[Data listing]
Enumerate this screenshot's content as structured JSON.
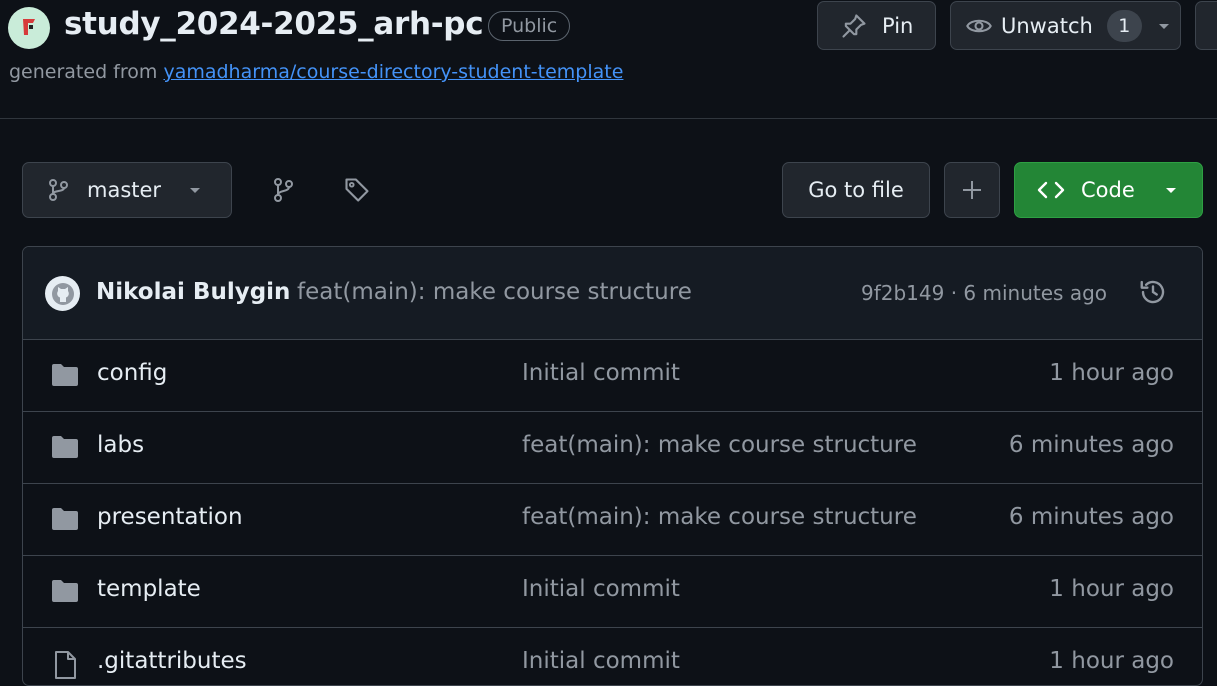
{
  "repo": {
    "name": "study_2024-2025_arh-pc",
    "visibility": "Public",
    "generated_prefix": "generated from",
    "template_link": "yamadharma/course-directory-student-template"
  },
  "actions": {
    "pin_label": "Pin",
    "unwatch_label": "Unwatch",
    "watch_count": "1"
  },
  "toolbar": {
    "branch": "master",
    "go_to_file": "Go to file",
    "add_icon": "plus-icon",
    "code_label": "Code",
    "code_color": "#238636"
  },
  "last_commit": {
    "author": "Nikolai Bulygin",
    "message": "feat(main): make course structure",
    "hash_time": "9f2b149 · 6 minutes ago"
  },
  "files": [
    {
      "name": "config",
      "message": "Initial commit",
      "time": "1 hour ago",
      "type": "folder"
    },
    {
      "name": "labs",
      "message": "feat(main): make course structure",
      "time": "6 minutes ago",
      "type": "folder"
    },
    {
      "name": "presentation",
      "message": "feat(main): make course structure",
      "time": "6 minutes ago",
      "type": "folder"
    },
    {
      "name": "template",
      "message": "Initial commit",
      "time": "1 hour ago",
      "type": "folder"
    },
    {
      "name": ".gitattributes",
      "message": "Initial commit",
      "time": "1 hour ago",
      "type": "file"
    }
  ]
}
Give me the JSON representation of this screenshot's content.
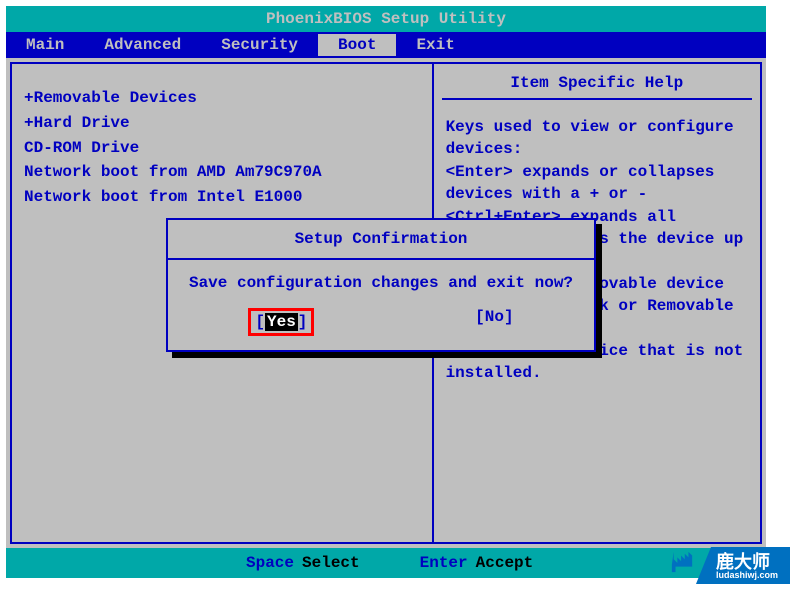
{
  "title": "PhoenixBIOS Setup Utility",
  "menu": {
    "items": [
      "Main",
      "Advanced",
      "Security",
      "Boot",
      "Exit"
    ],
    "activeIndex": 3
  },
  "bootOrder": [
    "+Removable Devices",
    "+Hard Drive",
    " CD-ROM Drive",
    " Network boot from AMD Am79C970A",
    " Network boot from Intel E1000"
  ],
  "helpPanel": {
    "title": "Item Specific Help",
    "text": "Keys used to view or configure devices:\n<Enter> expands or collapses devices with a + or -\n<Ctrl+Enter> expands all\n<+> and <-> moves the device up or down.\n<n> May move removable device between Hard Disk or Removable Disk\n<d> Remove a device that is not installed."
  },
  "dialog": {
    "title": "Setup Confirmation",
    "message": "Save configuration changes and exit now?",
    "buttons": {
      "yes": "Yes",
      "no": "No"
    }
  },
  "footer": {
    "key1": "Space",
    "action1": "Select",
    "key2": "Enter",
    "action2": "Accept"
  },
  "watermark": {
    "brand": "鹿大师",
    "url": "ludashiwj.com"
  }
}
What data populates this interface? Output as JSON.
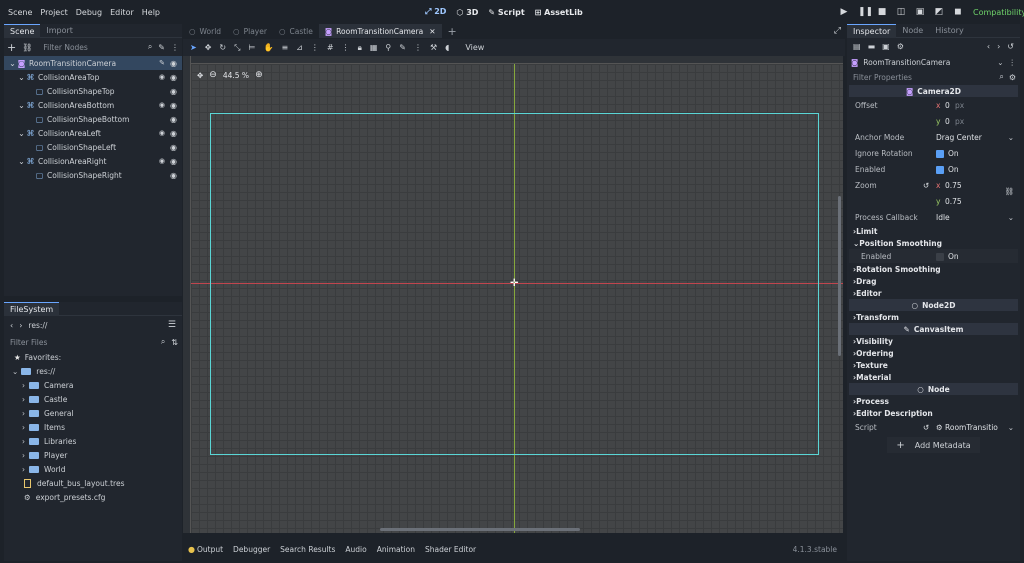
{
  "menu": [
    "Scene",
    "Project",
    "Debug",
    "Editor",
    "Help"
  ],
  "workspaces": [
    {
      "label": "2D",
      "icon": "2d-icon",
      "active": true
    },
    {
      "label": "3D",
      "icon": "3d-icon"
    },
    {
      "label": "Script",
      "icon": "script-icon"
    },
    {
      "label": "AssetLib",
      "icon": "assetlib-icon"
    }
  ],
  "renderer": "Compatibility",
  "scene_dock": {
    "tabs": [
      "Scene",
      "Import"
    ],
    "filter_placeholder": "Filter Nodes",
    "nodes": [
      {
        "label": "RoomTransitionCamera",
        "indent": 0,
        "icon": "camera2d-icon",
        "selected": true
      },
      {
        "label": "CollisionAreaTop",
        "indent": 1,
        "icon": "area2d-icon",
        "signal": true
      },
      {
        "label": "CollisionShapeTop",
        "indent": 2,
        "icon": "collisionshape-icon"
      },
      {
        "label": "CollisionAreaBottom",
        "indent": 1,
        "icon": "area2d-icon",
        "signal": true
      },
      {
        "label": "CollisionShapeBottom",
        "indent": 2,
        "icon": "collisionshape-icon"
      },
      {
        "label": "CollisionAreaLeft",
        "indent": 1,
        "icon": "area2d-icon",
        "signal": true
      },
      {
        "label": "CollisionShapeLeft",
        "indent": 2,
        "icon": "collisionshape-icon"
      },
      {
        "label": "CollisionAreaRight",
        "indent": 1,
        "icon": "area2d-icon",
        "signal": true
      },
      {
        "label": "CollisionShapeRight",
        "indent": 2,
        "icon": "collisionshape-icon"
      }
    ]
  },
  "filesystem": {
    "title": "FileSystem",
    "path": "res://",
    "filter_placeholder": "Filter Files",
    "favorites": "Favorites:",
    "root": "res://",
    "folders": [
      "Camera",
      "Castle",
      "General",
      "Items",
      "Libraries",
      "Player",
      "World"
    ],
    "files": [
      "default_bus_layout.tres",
      "export_presets.cfg"
    ]
  },
  "editor_tabs": [
    {
      "label": "World",
      "active": false
    },
    {
      "label": "Player",
      "active": false
    },
    {
      "label": "Castle",
      "active": false
    },
    {
      "label": "RoomTransitionCamera",
      "active": true
    }
  ],
  "toolbar": {
    "view_label": "View"
  },
  "viewport": {
    "zoom": "44.5 %"
  },
  "inspector": {
    "tabs": [
      "Inspector",
      "Node",
      "History"
    ],
    "node_path": "RoomTransitionCamera",
    "filter_placeholder": "Filter Properties",
    "class_camera": "Camera2D",
    "offset_label": "Offset",
    "offset_x": "0",
    "offset_y": "0",
    "px": "px",
    "anchor_label": "Anchor Mode",
    "anchor_value": "Drag Center",
    "ignore_rotation_label": "Ignore Rotation",
    "ignore_rotation_value": "On",
    "enabled_label": "Enabled",
    "enabled_value": "On",
    "zoom_label": "Zoom",
    "zoom_x": "0.75",
    "zoom_y": "0.75",
    "process_label": "Process Callback",
    "process_value": "Idle",
    "limit": "Limit",
    "pos_smoothing": "Position Smoothing",
    "ps_enabled_label": "Enabled",
    "ps_enabled_value": "On",
    "rot_smoothing": "Rotation Smoothing",
    "drag": "Drag",
    "editor": "Editor",
    "class_node2d": "Node2D",
    "transform": "Transform",
    "class_canvasitem": "CanvasItem",
    "visibility": "Visibility",
    "ordering": "Ordering",
    "texture": "Texture",
    "material": "Material",
    "class_node": "Node",
    "process": "Process",
    "editor_description": "Editor Description",
    "script_label": "Script",
    "script_value": "RoomTransitio",
    "add_metadata": "Add Metadata"
  },
  "bottom_tabs": [
    "Output",
    "Debugger",
    "Search Results",
    "Audio",
    "Animation",
    "Shader Editor"
  ],
  "version": "4.1.3.stable"
}
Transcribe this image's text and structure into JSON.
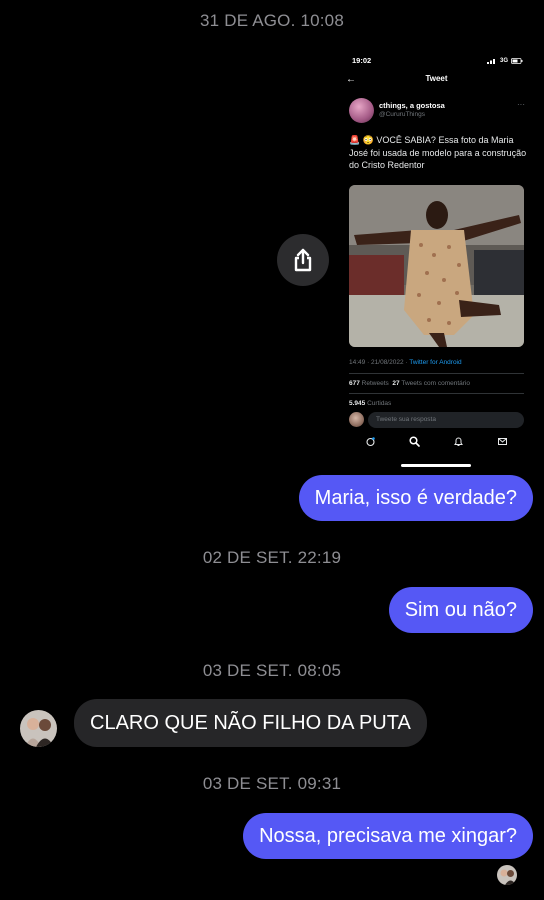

To be done: All the material shown above is to be copied exactly, with no pictures carried over.

Response to this exercise:
Enumerate this screenshot's content as structured JSON.
{
  "repo": {
    "name": "study_2024-2025_arh-pc",
    "visibility": "Public",
    "generated_prefix": "generated from",
    "template_link": "yamadharma/course-directory-student-template"
  },
  "actions": {
    "pin_label": "Pin",
    "unwatch_label": "Unwatch",
    "watch_count": "1"
  },
  "toolbar": {
    "branch": "master",
    "go_to_file": "Go to file",
    "add_icon": "plus-icon",
    "code_label": "Code",
    "code_color": "#238636"
  },
  "last_commit": {
    "author": "Nikolai Bulygin",
    "message": "feat(main): make course structure",
    "hash_time": "9f2b149 · 6 minutes ago"
  },
  "files": [
    {
      "name": "config",
      "message": "Initial commit",
      "time": "1 hour ago",
      "type": "folder"
    },
    {
      "name": "labs",
      "message": "feat(main): make course structure",
      "time": "6 minutes ago",
      "type": "folder"
    },
    {
      "name": "presentation",
      "message": "feat(main): make course structure",
      "time": "6 minutes ago",
      "type": "folder"
    },
    {
      "name": "template",
      "message": "Initial commit",
      "time": "1 hour ago",
      "type": "folder"
    },
    {
      "name": ".gitattributes",
      "message": "Initial commit",
      "time": "1 hour ago",
      "type": "file"
    }
  ]
}
Give me the JSON representation of this screenshot's content.
{
  "title": "PhoenixBIOS Setup Utility",
  "menu": {
    "items": [
      "Main",
      "Advanced",
      "Security",
      "Boot",
      "Exit"
    ],
    "activeIndex": 3
  },
  "bootOrder": [
    "+Removable Devices",
    "+Hard Drive",
    " CD-ROM Drive",
    " Network boot from AMD Am79C970A",
    " Network boot from Intel E1000"
  ],
  "helpPanel": {
    "title": "Item Specific Help",
    "text": "Keys used to view or configure devices:\n<Enter> expands or collapses devices with a + or -\n<Ctrl+Enter> expands all\n<+> and <-> moves the device up or down.\n<n> May move removable device between Hard Disk or Removable Disk\n<d> Remove a device that is not installed."
  },
  "dialog": {
    "title": "Setup Confirmation",
    "message": "Save configuration changes and exit now?",
    "buttons": {
      "yes": "Yes",
      "no": "No"
    }
  },
  "footer": {
    "key1": "Space",
    "action1": "Select",
    "key2": "Enter",
    "action2": "Accept"
  },
  "watermark": {
    "brand": "鹿大师",
    "url": "ludashiwj.com"
  }
}
What data populates this interface? Output as JSON.
{
  "menu": [
    "Scene",
    "Project",
    "Debug",
    "Editor",
    "Help"
  ],
  "workspaces": [
    {
      "label": "2D",
      "icon": "2d-icon",
      "active": true
    },
    {
      "label": "3D",
      "icon": "3d-icon"
    },
    {
      "label": "Script",
      "icon": "script-icon"
    },
    {
      "label": "AssetLib",
      "icon": "assetlib-icon"
    }
  ],
  "renderer": "Compatibility",
  "scene_dock": {
    "tabs": [
      "Scene",
      "Import"
    ],
    "filter_placeholder": "Filter Nodes",
    "nodes": [
      {
        "label": "RoomTransitionCamera",
        "indent": 0,
        "icon": "camera2d-icon",
        "selected": true
      },
      {
        "label": "CollisionAreaTop",
        "indent": 1,
        "icon": "area2d-icon",
        "signal": true
      },
      {
        "label": "CollisionShapeTop",
        "indent": 2,
        "icon": "collisionshape-icon"
      },
      {
        "label": "CollisionAreaBottom",
        "indent": 1,
        "icon": "area2d-icon",
        "signal": true
      },
      {
        "label": "CollisionShapeBottom",
        "indent": 2,
        "icon": "collisionshape-icon"
      },
      {
        "label": "CollisionAreaLeft",
        "indent": 1,
        "icon": "area2d-icon",
        "signal": true
      },
      {
        "label": "CollisionShapeLeft",
        "indent": 2,
        "icon": "collisionshape-icon"
      },
      {
        "label": "CollisionAreaRight",
        "indent": 1,
        "icon": "area2d-icon",
        "signal": true
      },
      {
        "label": "CollisionShapeRight",
        "indent": 2,
        "icon": "collisionshape-icon"
      }
    ]
  },
  "filesystem": {
    "title": "FileSystem",
    "path": "res://",
    "filter_placeholder": "Filter Files",
    "favorites": "Favorites:",
    "root": "res://",
    "folders": [
      "Camera",
      "Castle",
      "General",
      "Items",
      "Libraries",
      "Player",
      "World"
    ],
    "files": [
      "default_bus_layout.tres",
      "export_presets.cfg"
    ]
  },
  "editor_tabs": [
    {
      "label": "World",
      "active": false
    },
    {
      "label": "Player",
      "active": false
    },
    {
      "label": "Castle",
      "active": false
    },
    {
      "label": "RoomTransitionCamera",
      "active": true
    }
  ],
  "toolbar": {
    "view_label": "View"
  },
  "viewport": {
    "zoom": "44.5 %"
  },
  "inspector": {
    "tabs": [
      "Inspector",
      "Node",
      "History"
    ],
    "node_path": "RoomTransitionCamera",
    "filter_placeholder": "Filter Properties",
    "class_camera": "Camera2D",
    "offset_label": "Offset",
    "offset_x": "0",
    "offset_y": "0",
    "px": "px",
    "anchor_label": "Anchor Mode",
    "anchor_value": "Drag Center",
    "ignore_rotation_label": "Ignore Rotation",
    "ignore_rotation_value": "On",
    "enabled_label": "Enabled",
    "enabled_value": "On",
    "zoom_label": "Zoom",
    "zoom_x": "0.75",
    "zoom_y": "0.75",
    "process_label": "Process Callback",
    "process_value": "Idle",
    "limit": "Limit",
    "pos_smoothing": "Position Smoothing",
    "ps_enabled_label": "Enabled",
    "ps_enabled_value": "On",
    "rot_smoothing": "Rotation Smoothing",
    "drag": "Drag",
    "editor": "Editor",
    "class_node2d": "Node2D",
    "transform": "Transform",
    "class_canvasitem": "CanvasItem",
    "visibility": "Visibility",
    "ordering": "Ordering",
    "texture": "Texture",
    "material": "Material",
    "class_node": "Node",
    "process": "Process",
    "editor_description": "Editor Description",
    "script_label": "Script",
    "script_value": "RoomTransitio",
    "add_metadata": "Add Metadata"
  },
  "bottom_tabs": [
    "Output",
    "Debugger",
    "Search Results",
    "Audio",
    "Animation",
    "Shader Editor"
  ],
  "version": "4.1.3.stable"
}
Transcribe this image's text and structure into JSON.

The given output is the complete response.